_Problem description_: Read the records and write them out again exactly.

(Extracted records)
|---|

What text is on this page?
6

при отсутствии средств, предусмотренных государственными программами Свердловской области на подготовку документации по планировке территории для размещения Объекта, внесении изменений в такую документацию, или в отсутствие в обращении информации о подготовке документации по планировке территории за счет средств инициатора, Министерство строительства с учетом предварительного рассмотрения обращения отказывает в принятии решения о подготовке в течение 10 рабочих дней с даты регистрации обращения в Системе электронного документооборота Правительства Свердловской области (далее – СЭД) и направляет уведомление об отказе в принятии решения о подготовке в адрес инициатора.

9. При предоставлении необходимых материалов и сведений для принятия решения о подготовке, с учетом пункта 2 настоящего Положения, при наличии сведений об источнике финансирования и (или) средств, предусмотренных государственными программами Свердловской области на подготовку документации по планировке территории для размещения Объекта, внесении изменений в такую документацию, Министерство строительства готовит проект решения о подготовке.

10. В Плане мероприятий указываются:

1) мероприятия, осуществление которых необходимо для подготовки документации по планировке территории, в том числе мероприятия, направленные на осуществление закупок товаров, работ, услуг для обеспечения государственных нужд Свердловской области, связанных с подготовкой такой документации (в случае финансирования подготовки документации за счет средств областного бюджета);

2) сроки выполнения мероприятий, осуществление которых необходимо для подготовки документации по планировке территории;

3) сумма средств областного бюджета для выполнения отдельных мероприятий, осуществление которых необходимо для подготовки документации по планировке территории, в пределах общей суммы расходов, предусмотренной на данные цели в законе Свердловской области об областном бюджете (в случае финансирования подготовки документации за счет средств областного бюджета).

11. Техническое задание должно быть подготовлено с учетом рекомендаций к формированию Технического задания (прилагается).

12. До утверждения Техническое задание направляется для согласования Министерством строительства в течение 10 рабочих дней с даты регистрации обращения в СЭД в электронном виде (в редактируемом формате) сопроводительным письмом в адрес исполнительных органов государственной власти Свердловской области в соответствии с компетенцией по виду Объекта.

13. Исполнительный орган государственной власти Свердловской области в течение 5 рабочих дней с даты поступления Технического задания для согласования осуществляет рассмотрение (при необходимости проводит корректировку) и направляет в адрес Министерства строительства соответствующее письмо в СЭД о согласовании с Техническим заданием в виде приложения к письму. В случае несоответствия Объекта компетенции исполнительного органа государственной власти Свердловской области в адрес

|---|

_Result of the task_:
What text is on this page?
6

при отсутствии средств, предусмотренных государственными программами Свердловской области на подготовку документации по планировке территории для размещения Объекта, внесении изменений в такую документацию, или в отсутствие в обращении информации о подготовке документации по планировке территории за счет средств инициатора, Министерство строительства с учетом предварительного рассмотрения обращения отказывает в принятии решения о подготовке в течение 10 рабочих дней с даты регистрации обращения в Системе электронного документооборота Правительства Свердловской области (далее – СЭД) и направляет уведомление об отказе в принятии решения о подготовке в адрес инициатора.

9. При предоставлении необходимых материалов и сведений для принятия решения о подготовке, с учетом пункта 2 настоящего Положения, при наличии сведений об источнике финансирования и (или) средств, предусмотренных государственными программами Свердловской области на подготовку документации по планировке территории для размещения Объекта, внесении изменений в такую документацию, Министерство строительства готовит проект решения о подготовке.

10. В Плане мероприятий указываются:

1) мероприятия, осуществление которых необходимо для подготовки документации по планировке территории, в том числе мероприятия, направленные на осуществление закупок товаров, работ, услуг для обеспечения государственных нужд Свердловской области, связанных с подготовкой такой документации (в случае финансирования подготовки документации за счет средств областного бюджета);

2) сроки выполнения мероприятий, осуществление которых необходимо для подготовки документации по планировке территории;

3) сумма средств областного бюджета для выполнения отдельных мероприятий, осуществление которых необходимо для подготовки документации по планировке территории, в пределах общей суммы расходов, предусмотренной на данные цели в законе Свердловской области об областном бюджете (в случае финансирования подготовки документации за счет средств областного бюджета).

11. Техническое задание должно быть подготовлено с учетом рекомендаций к формированию Технического задания (прилагается).

12. До утверждения Техническое задание направляется для согласования Министерством строительства в течение 10 рабочих дней с даты регистрации обращения в СЭД в электронном виде (в редактируемом формате) сопроводительным письмом в адрес исполнительных органов государственной власти Свердловской области в соответствии с компетенцией по виду Объекта.

13. Исполнительный орган государственной власти Свердловской области в течение 5 рабочих дней с даты поступления Технического задания для согласования осуществляет рассмотрение (при необходимости проводит корректировку) и направляет в адрес Министерства строительства соответствующее письмо в СЭД о согласовании с Техническим заданием в виде приложения к письму. В случае несоответствия Объекта компетенции исполнительного органа государственной власти Свердловской области в адрес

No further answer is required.